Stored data
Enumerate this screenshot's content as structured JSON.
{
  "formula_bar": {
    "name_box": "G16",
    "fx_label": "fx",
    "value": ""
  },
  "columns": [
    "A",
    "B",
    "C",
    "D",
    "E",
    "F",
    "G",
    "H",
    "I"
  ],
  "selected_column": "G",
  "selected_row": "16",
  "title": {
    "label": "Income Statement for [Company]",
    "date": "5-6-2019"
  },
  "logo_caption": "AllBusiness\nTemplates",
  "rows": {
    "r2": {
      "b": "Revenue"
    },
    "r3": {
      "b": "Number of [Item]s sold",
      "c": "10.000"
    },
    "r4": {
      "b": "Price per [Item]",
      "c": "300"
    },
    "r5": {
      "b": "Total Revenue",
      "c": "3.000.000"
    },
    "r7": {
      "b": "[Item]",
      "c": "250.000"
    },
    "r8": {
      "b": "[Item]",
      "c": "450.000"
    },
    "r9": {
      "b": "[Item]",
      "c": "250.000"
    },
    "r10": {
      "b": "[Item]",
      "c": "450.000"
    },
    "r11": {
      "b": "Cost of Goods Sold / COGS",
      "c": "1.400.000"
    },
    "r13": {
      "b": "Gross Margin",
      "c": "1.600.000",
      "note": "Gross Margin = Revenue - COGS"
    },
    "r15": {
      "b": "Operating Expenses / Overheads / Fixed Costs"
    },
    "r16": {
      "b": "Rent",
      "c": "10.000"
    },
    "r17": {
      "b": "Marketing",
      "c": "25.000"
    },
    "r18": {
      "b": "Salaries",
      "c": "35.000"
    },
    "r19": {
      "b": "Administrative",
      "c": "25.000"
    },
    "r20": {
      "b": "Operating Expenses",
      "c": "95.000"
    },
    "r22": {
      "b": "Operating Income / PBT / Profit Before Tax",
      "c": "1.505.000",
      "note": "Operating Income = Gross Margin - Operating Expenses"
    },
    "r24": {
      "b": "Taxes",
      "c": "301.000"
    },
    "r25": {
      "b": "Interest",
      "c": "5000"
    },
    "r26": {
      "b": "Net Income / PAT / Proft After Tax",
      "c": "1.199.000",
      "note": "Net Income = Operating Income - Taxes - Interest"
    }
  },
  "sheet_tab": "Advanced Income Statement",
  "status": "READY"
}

▶ Direction:
Recopy all the lines exactly as they appear.

▶ Completed exercise:
Enumerate this screenshot's content as structured JSON.
{
  "formula_bar": {
    "name_box": "G16",
    "fx_label": "fx",
    "value": ""
  },
  "columns": [
    "A",
    "B",
    "C",
    "D",
    "E",
    "F",
    "G",
    "H",
    "I"
  ],
  "selected_column": "G",
  "selected_row": "16",
  "title": {
    "label": "Income Statement for [Company]",
    "date": "5-6-2019"
  },
  "logo_caption": "AllBusiness\nTemplates",
  "rows": {
    "r2": {
      "b": "Revenue"
    },
    "r3": {
      "b": "Number of [Item]s sold",
      "c": "10.000"
    },
    "r4": {
      "b": "Price per [Item]",
      "c": "300"
    },
    "r5": {
      "b": "Total Revenue",
      "c": "3.000.000"
    },
    "r7": {
      "b": "[Item]",
      "c": "250.000"
    },
    "r8": {
      "b": "[Item]",
      "c": "450.000"
    },
    "r9": {
      "b": "[Item]",
      "c": "250.000"
    },
    "r10": {
      "b": "[Item]",
      "c": "450.000"
    },
    "r11": {
      "b": "Cost of Goods Sold / COGS",
      "c": "1.400.000"
    },
    "r13": {
      "b": "Gross Margin",
      "c": "1.600.000",
      "note": "Gross Margin = Revenue - COGS"
    },
    "r15": {
      "b": "Operating Expenses / Overheads / Fixed Costs"
    },
    "r16": {
      "b": "Rent",
      "c": "10.000"
    },
    "r17": {
      "b": "Marketing",
      "c": "25.000"
    },
    "r18": {
      "b": "Salaries",
      "c": "35.000"
    },
    "r19": {
      "b": "Administrative",
      "c": "25.000"
    },
    "r20": {
      "b": "Operating Expenses",
      "c": "95.000"
    },
    "r22": {
      "b": "Operating Income / PBT / Profit Before Tax",
      "c": "1.505.000",
      "note": "Operating Income = Gross Margin - Operating Expenses"
    },
    "r24": {
      "b": "Taxes",
      "c": "301.000"
    },
    "r25": {
      "b": "Interest",
      "c": "5000"
    },
    "r26": {
      "b": "Net Income / PAT / Proft After Tax",
      "c": "1.199.000",
      "note": "Net Income = Operating Income - Taxes - Interest"
    }
  },
  "sheet_tab": "Advanced Income Statement",
  "status": "READY"
}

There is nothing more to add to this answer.